All lines in the data bearing the string "Hacienda" should be identified and copied.

※

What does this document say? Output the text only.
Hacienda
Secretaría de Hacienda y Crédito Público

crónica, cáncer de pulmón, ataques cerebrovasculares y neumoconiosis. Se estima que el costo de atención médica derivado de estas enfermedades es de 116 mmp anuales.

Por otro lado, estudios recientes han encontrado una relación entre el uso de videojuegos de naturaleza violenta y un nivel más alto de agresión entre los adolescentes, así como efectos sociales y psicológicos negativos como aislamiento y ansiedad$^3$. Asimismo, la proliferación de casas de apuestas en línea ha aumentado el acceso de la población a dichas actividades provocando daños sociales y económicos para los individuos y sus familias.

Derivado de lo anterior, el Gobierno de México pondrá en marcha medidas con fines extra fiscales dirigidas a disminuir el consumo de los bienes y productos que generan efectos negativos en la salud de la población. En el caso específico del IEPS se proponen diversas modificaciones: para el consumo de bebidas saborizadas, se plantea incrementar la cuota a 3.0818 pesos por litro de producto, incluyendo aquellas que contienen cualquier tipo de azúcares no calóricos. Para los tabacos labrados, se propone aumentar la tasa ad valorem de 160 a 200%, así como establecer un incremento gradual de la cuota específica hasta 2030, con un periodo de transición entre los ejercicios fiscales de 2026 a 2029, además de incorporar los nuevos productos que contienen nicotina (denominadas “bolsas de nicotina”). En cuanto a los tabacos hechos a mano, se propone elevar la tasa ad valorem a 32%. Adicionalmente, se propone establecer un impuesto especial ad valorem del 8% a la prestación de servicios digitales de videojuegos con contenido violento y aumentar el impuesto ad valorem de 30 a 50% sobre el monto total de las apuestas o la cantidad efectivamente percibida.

※

* **Answer for the task**
Hacienda
Secretaría de Hacienda y Crédito Público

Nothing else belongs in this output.